*SUPPLIED INFORMATION*.

──────

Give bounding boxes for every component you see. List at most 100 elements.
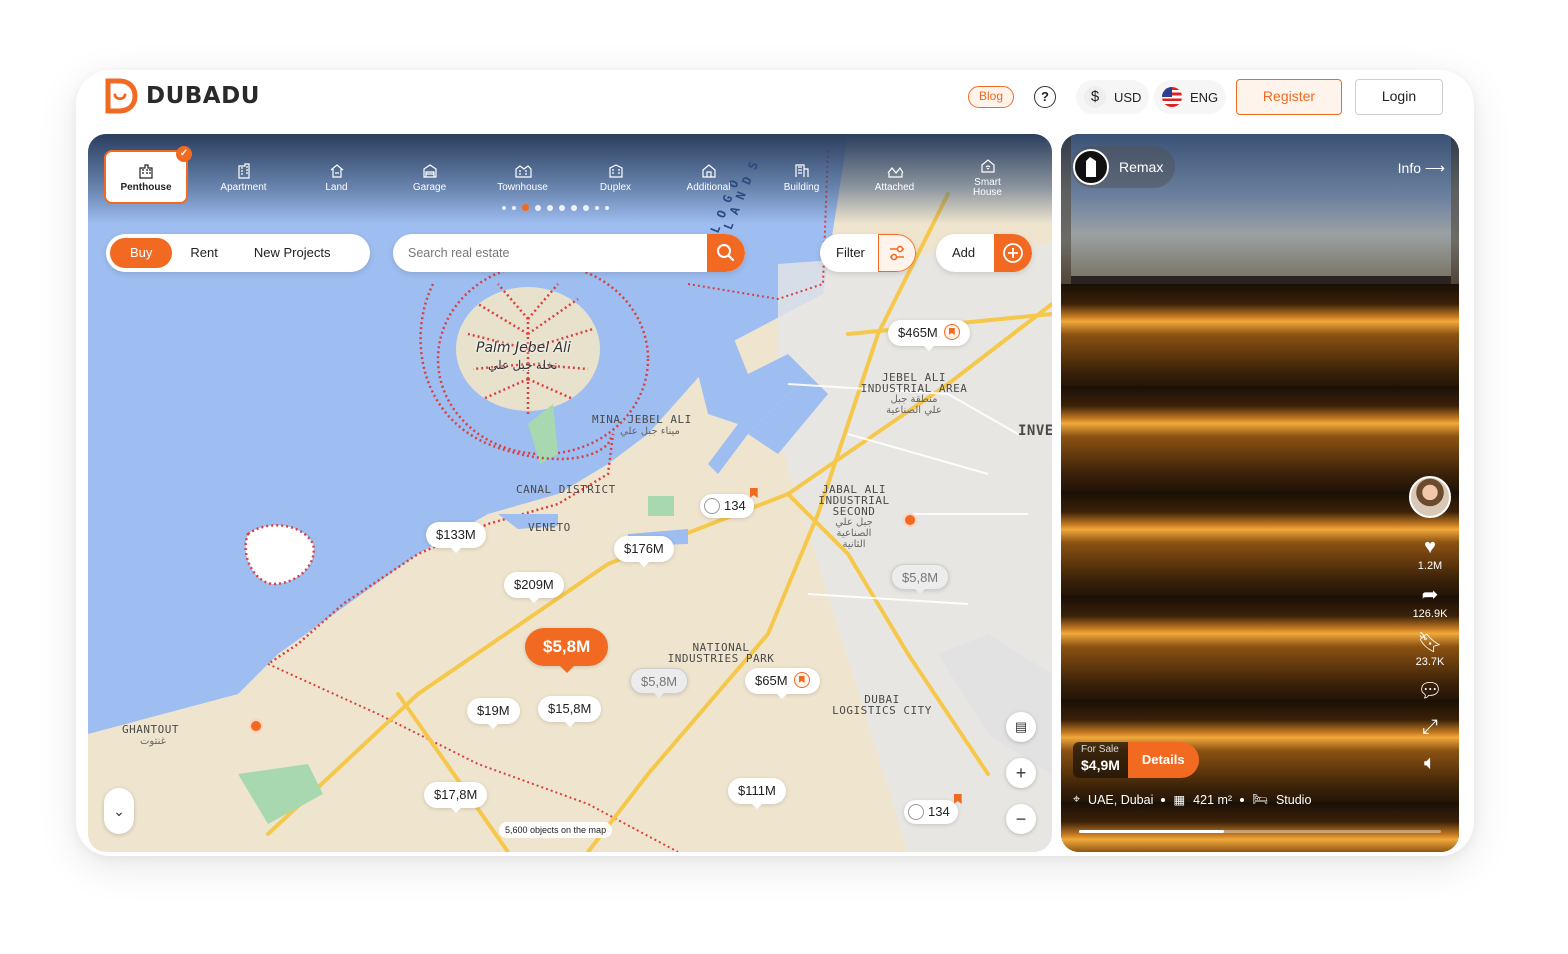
price-pin[interactable]: $111M [728, 778, 786, 809]
info-link[interactable]: Info ⟶ [1398, 160, 1445, 177]
location-text: UAE, Dubai [1088, 792, 1154, 807]
page-dot[interactable] [547, 204, 553, 211]
category-label: Land [325, 182, 348, 193]
category-building[interactable]: Building [755, 150, 848, 204]
cluster-pin[interactable]: 134 [700, 488, 758, 518]
save-action[interactable]: 🔖︎ 23.7K [1416, 632, 1445, 668]
heart-icon: ♥ [1424, 536, 1436, 558]
price-pin[interactable]: $176M [614, 536, 674, 567]
price-info: For Sale $4,9M [1073, 742, 1128, 778]
duplex-icon [608, 164, 623, 178]
add-listing-button[interactable]: Add [936, 234, 1032, 272]
category-label: Building [783, 182, 820, 193]
category-bar: Penthouse ✓ Apartment Land Garage Townhouse Du… [104, 146, 1034, 204]
location-pin-icon [908, 804, 924, 820]
category-attached[interactable]: Attached [848, 150, 941, 204]
price-pin[interactable]: $209M [504, 572, 564, 603]
area-text: 421 m² [1193, 792, 1233, 807]
map-panel[interactable]: Palm Jebel Ali نخلة جبل علي MINA JEBEL A… [88, 134, 1052, 852]
townhouse-icon [514, 165, 532, 178]
for-sale-label: For Sale [1081, 744, 1119, 755]
currency-selector[interactable]: $ USD [1076, 80, 1150, 114]
help-icon[interactable]: ? [1034, 86, 1056, 108]
share-action[interactable]: ➦ 126.9K [1413, 584, 1448, 620]
zoom-in-button[interactable]: + [1006, 758, 1036, 788]
chevron-double-down-icon[interactable]: ⌄ [104, 788, 134, 834]
selected-price-pin[interactable]: $5,8M [525, 628, 609, 673]
price-pin-visited[interactable]: $5,8M [630, 668, 689, 698]
price-pin-visited[interactable]: $5,8M [891, 564, 950, 594]
register-button[interactable]: Register [1236, 79, 1342, 115]
bookmark-icon [793, 672, 810, 688]
page-dot[interactable] [595, 205, 599, 210]
video-progress-bar[interactable] [1079, 830, 1441, 833]
search-input[interactable] [393, 234, 706, 272]
page-dot-active[interactable] [522, 204, 529, 211]
penthouse-icon [139, 164, 153, 179]
bookmark-icon [943, 324, 960, 340]
sound-action[interactable]: 🔈︎ [1424, 752, 1436, 776]
listing-price-box: For Sale $4,9M Details [1073, 742, 1199, 778]
palm-jebel-ali-arabic-label: نخلة جبل علي [488, 358, 558, 372]
like-action[interactable]: ♥ 1.2M [1418, 536, 1442, 572]
industries-park-line: INDUSTRIES PARK [667, 652, 775, 665]
video-progress-fill [1079, 830, 1224, 833]
price-pin[interactable]: $65M [745, 668, 820, 699]
category-duplex[interactable]: Duplex [569, 150, 662, 204]
dollar-icon: $ [1084, 86, 1106, 108]
buy-tab[interactable]: Buy [110, 238, 173, 268]
comment-action[interactable]: 💬︎ [1417, 680, 1442, 704]
category-townhouse[interactable]: Townhouse [476, 150, 569, 204]
cluster-count: 134 [724, 498, 746, 513]
new-projects-tab[interactable]: New Projects [236, 238, 349, 268]
details-button[interactable]: Details [1127, 742, 1199, 778]
fullscreen-action[interactable]: ⤢ [1422, 716, 1438, 740]
ghantout-arabic-label: غنتوت [140, 736, 166, 747]
category-land[interactable]: Land [290, 150, 383, 204]
national-industries-park-label: NATIONAL INDUSTRIES PARK [664, 642, 778, 664]
search-bar [393, 234, 745, 272]
category-label: Townhouse [497, 182, 548, 193]
blog-link[interactable]: Blog [968, 86, 1015, 108]
location-icon: ⌖ [1073, 792, 1081, 806]
brand-logo[interactable]: DUBADU [104, 78, 260, 114]
page-dot[interactable] [512, 205, 516, 210]
comment-icon: 💬︎ [1417, 680, 1443, 702]
jabal-arabic-line-2: الصناعية [836, 528, 872, 539]
agent-avatar[interactable] [1409, 476, 1451, 518]
page-dot[interactable] [605, 205, 609, 210]
cluster-pin[interactable]: 134 [904, 794, 962, 824]
category-penthouse[interactable]: Penthouse ✓ [104, 146, 192, 204]
category-smart-house[interactable]: Smart House [941, 150, 1034, 204]
rent-tab[interactable]: Rent [172, 238, 235, 268]
price-pin[interactable]: $133M [426, 522, 486, 553]
property-video-panel[interactable]: Remax Info ⟶ ♥ 1.2M ➦ 126.9K 🔖︎ 23.7K 💬︎ ⤢ … [1061, 134, 1459, 852]
price-pin[interactable]: $17,8M [424, 782, 488, 813]
page-dot[interactable] [583, 204, 589, 211]
login-button[interactable]: Login [1355, 79, 1443, 115]
price-value: $65M [755, 673, 788, 688]
search-button[interactable] [707, 234, 745, 272]
agency-badge[interactable]: Remax [1071, 146, 1176, 188]
page-dot[interactable] [559, 204, 565, 211]
video-actions: ♥ 1.2M ➦ 126.9K 🔖︎ 23.7K 💬︎ ⤢ 🔈︎ [1409, 476, 1451, 788]
filter-button[interactable]: Filter [820, 234, 916, 272]
location-dot[interactable] [249, 719, 263, 733]
industrial-area-line: INDUSTRIAL AREA [860, 382, 968, 395]
category-additional[interactable]: Additional [662, 150, 755, 204]
page-dot[interactable] [502, 205, 506, 210]
stair-step [1061, 802, 1459, 852]
zoom-out-button[interactable]: − [1006, 804, 1036, 834]
category-label: Penthouse [120, 182, 172, 193]
agency-avatar [1073, 149, 1109, 185]
category-apartment[interactable]: Apartment [197, 150, 290, 204]
location-dot[interactable] [903, 513, 917, 527]
price-pin[interactable]: $465M [888, 320, 970, 351]
price-pin[interactable]: $19M [467, 698, 520, 729]
price-pin[interactable]: $15,8M [538, 696, 602, 727]
page-dot[interactable] [571, 204, 577, 211]
category-garage[interactable]: Garage [383, 150, 476, 204]
page-dot[interactable] [535, 204, 541, 211]
language-selector[interactable]: ENG [1154, 80, 1227, 114]
map-layers-icon[interactable]: ▤ [1006, 712, 1036, 742]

──────

*REQUIRED TASK*. Retype the lines of the items above word for word, but leave out the pictures.

*THE RESULT*.
Give bounding boxes for every component you see. List at most 100 elements.
price-pin[interactable]: $111M [728, 778, 786, 809]
info-link[interactable]: Info ⟶ [1398, 160, 1445, 177]
location-text: UAE, Dubai [1088, 792, 1154, 807]
page-dot[interactable] [547, 204, 553, 211]
category-label: Land [325, 182, 348, 193]
category-building[interactable]: Building [755, 150, 848, 204]
cluster-pin[interactable]: 134 [700, 488, 758, 518]
save-action[interactable]: 🔖︎ 23.7K [1416, 632, 1445, 668]
heart-icon: ♥ [1424, 536, 1436, 558]
price-pin[interactable]: $176M [614, 536, 674, 567]
price-info: For Sale $4,9M [1073, 742, 1128, 778]
duplex-icon [608, 164, 623, 178]
add-listing-button[interactable]: Add [936, 234, 1032, 272]
category-label: Building [783, 182, 820, 193]
category-bar: Penthouse ✓ Apartment Land Garage Townhouse Du… [104, 146, 1034, 204]
location-pin-icon [908, 804, 924, 820]
category-attached[interactable]: Attached [848, 150, 941, 204]
price-pin[interactable]: $209M [504, 572, 564, 603]
area-text: 421 m² [1193, 792, 1233, 807]
map-panel[interactable]: Palm Jebel Ali نخلة جبل علي MINA JEBEL A… [88, 134, 1052, 852]
townhouse-icon [514, 165, 532, 178]
for-sale-label: For Sale [1081, 744, 1119, 755]
currency-selector[interactable]: $ USD [1076, 80, 1150, 114]
help-icon[interactable]: ? [1034, 86, 1056, 108]
share-action[interactable]: ➦ 126.9K [1413, 584, 1448, 620]
zoom-in-button[interactable]: + [1006, 758, 1036, 788]
chevron-double-down-icon[interactable]: ⌄ [104, 788, 134, 834]
selected-price-pin[interactable]: $5,8M [525, 628, 609, 673]
price-pin-visited[interactable]: $5,8M [630, 668, 689, 698]
price-pin-visited[interactable]: $5,8M [891, 564, 950, 594]
register-button[interactable]: Register [1236, 79, 1342, 115]
bookmark-icon [793, 672, 810, 688]
page-dot[interactable] [595, 205, 599, 210]
video-progress-bar[interactable] [1079, 830, 1441, 833]
search-input[interactable] [393, 234, 706, 272]
page-dot-active[interactable] [522, 204, 529, 211]
penthouse-icon [139, 164, 153, 179]
bookmark-icon [943, 324, 960, 340]
sound-action[interactable]: 🔈︎ [1424, 752, 1436, 776]
listing-price-box: For Sale $4,9M Details [1073, 742, 1199, 778]
palm-jebel-ali-arabic-label: نخلة جبل علي [488, 358, 558, 372]
like-action[interactable]: ♥ 1.2M [1418, 536, 1442, 572]
industries-park-line: INDUSTRIES PARK [667, 652, 775, 665]
video-progress-fill [1079, 830, 1224, 833]
price-pin[interactable]: $65M [745, 668, 820, 699]
category-duplex[interactable]: Duplex [569, 150, 662, 204]
dollar-icon: $ [1084, 86, 1106, 108]
buy-tab[interactable]: Buy [110, 238, 173, 268]
comment-action[interactable]: 💬︎ [1417, 680, 1442, 704]
category-townhouse[interactable]: Townhouse [476, 150, 569, 204]
cluster-count: 134 [724, 498, 746, 513]
new-projects-tab[interactable]: New Projects [236, 238, 349, 268]
details-button[interactable]: Details [1127, 742, 1199, 778]
fullscreen-action[interactable]: ⤢ [1422, 716, 1438, 740]
ghantout-arabic-label: غنتوت [140, 736, 166, 747]
category-land[interactable]: Land [290, 150, 383, 204]
national-industries-park-label: NATIONAL INDUSTRIES PARK [664, 642, 778, 664]
search-bar [393, 234, 745, 272]
category-label: Townhouse [497, 182, 548, 193]
blog-link[interactable]: Blog [968, 86, 1015, 108]
location-icon: ⌖ [1073, 792, 1081, 806]
brand-logo[interactable]: DUBADU [104, 78, 260, 114]
page-dot[interactable] [512, 205, 516, 210]
comment-icon: 💬︎ [1417, 680, 1443, 702]
jabal-arabic-line-2: الصناعية [836, 528, 872, 539]
agent-avatar[interactable] [1409, 476, 1451, 518]
page-dot[interactable] [605, 205, 609, 210]
cluster-pin[interactable]: 134 [904, 794, 962, 824]
category-penthouse[interactable]: Penthouse ✓ [104, 146, 192, 204]
category-smart-house[interactable]: Smart House [941, 150, 1034, 204]
rent-tab[interactable]: Rent [172, 238, 235, 268]
price-pin[interactable]: $133M [426, 522, 486, 553]
property-video-panel[interactable]: Remax Info ⟶ ♥ 1.2M ➦ 126.9K 🔖︎ 23.7K 💬︎ ⤢ … [1061, 134, 1459, 852]
price-pin[interactable]: $17,8M [424, 782, 488, 813]
page-dot[interactable] [583, 204, 589, 211]
login-button[interactable]: Login [1355, 79, 1443, 115]
price-value: $65M [755, 673, 788, 688]
search-button[interactable] [707, 234, 745, 272]
agency-badge[interactable]: Remax [1071, 146, 1176, 188]
page-dot[interactable] [559, 204, 565, 211]
video-actions: ♥ 1.2M ➦ 126.9K 🔖︎ 23.7K 💬︎ ⤢ 🔈︎ [1409, 476, 1451, 788]
filter-button[interactable]: Filter [820, 234, 916, 272]
location-dot[interactable] [249, 719, 263, 733]
industrial-area-line: INDUSTRIAL AREA [860, 382, 968, 395]
category-additional[interactable]: Additional [662, 150, 755, 204]
page-dot[interactable] [502, 205, 506, 210]
stair-step [1061, 802, 1459, 852]
zoom-out-button[interactable]: − [1006, 804, 1036, 834]
category-label: Penthouse [120, 182, 172, 193]
agency-avatar [1073, 149, 1109, 185]
category-apartment[interactable]: Apartment [197, 150, 290, 204]
location-dot[interactable] [903, 513, 917, 527]
price-pin[interactable]: $465M [888, 320, 970, 351]
price-pin[interactable]: $19M [467, 698, 520, 729]
price-pin[interactable]: $15,8M [538, 696, 602, 727]
page-dot[interactable] [571, 204, 577, 211]
category-garage[interactable]: Garage [383, 150, 476, 204]
page-dot[interactable] [535, 204, 541, 211]
language-selector[interactable]: ENG [1154, 80, 1227, 114]
map-layers-icon[interactable]: ▤ [1006, 712, 1036, 742]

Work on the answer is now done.